[Collection entries]
····················
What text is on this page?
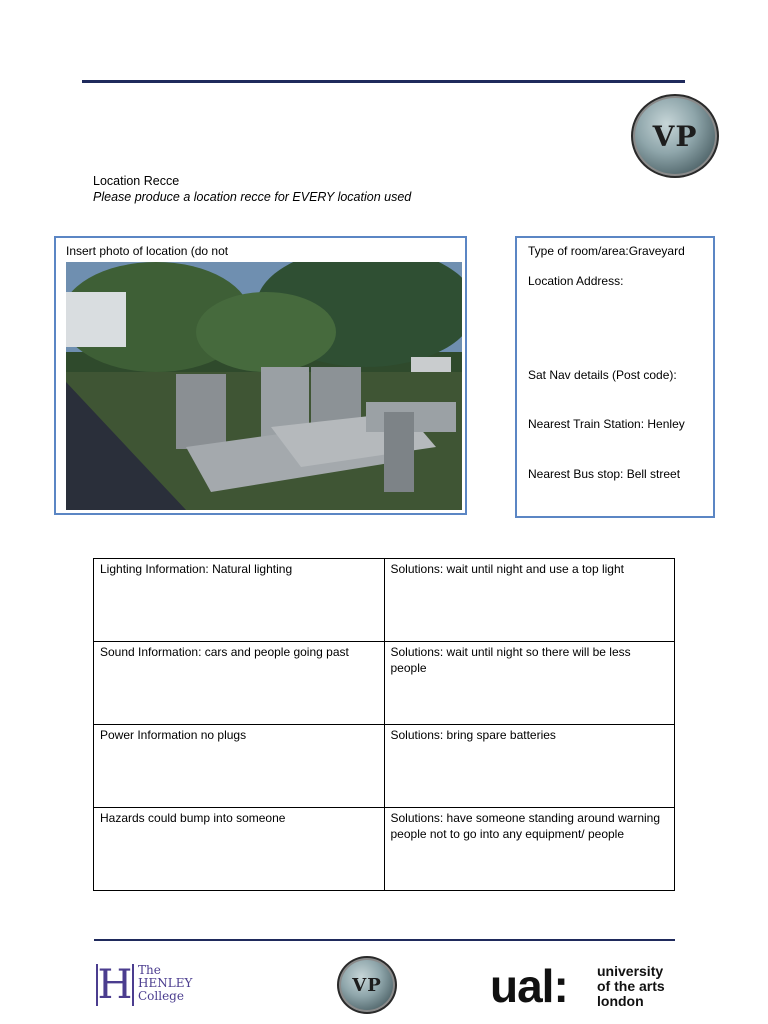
VP
Location Recce
Please produce a location recce for EVERY location used
Insert photo of location (do not	Type of room/area:Graveyard
Location Address:
Sat Nav details (Post code):
Nearest Train Station: Henley
Nearest Bus stop: Bell street
Lighting Information: Natural lighting	Solutions: wait until night and use a top light
Sound Information: cars and people going past	Solutions: wait until night so there will be less people
Power Information no plugs	Solutions: bring spare batteries
Hazards could bump into someone	Solutions: have someone standing around warning people not to go into any equipment/ people
H The
HENLEY
College
VP ual: university
of the arts
london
····················
Given task.
Transcribe the records verbatim and omit the images.

Solution to this exercise.
What text is on this page?
VP
Location Recce
Please produce a location recce for EVERY location used
Insert photo of location (do not	Type of room/area:Graveyard
Location Address:
Sat Nav details (Post code):
Nearest Train Station: Henley
Nearest Bus stop: Bell street
Lighting Information: Natural lighting	Solutions: wait until night and use a top light
Sound Information: cars and people going past	Solutions: wait until night so there will be less people
Power Information no plugs	Solutions: bring spare batteries
Hazards could bump into someone	Solutions: have someone standing around warning people not to go into any equipment/ people
H The
HENLEY
College
VP ual: university
of the arts
london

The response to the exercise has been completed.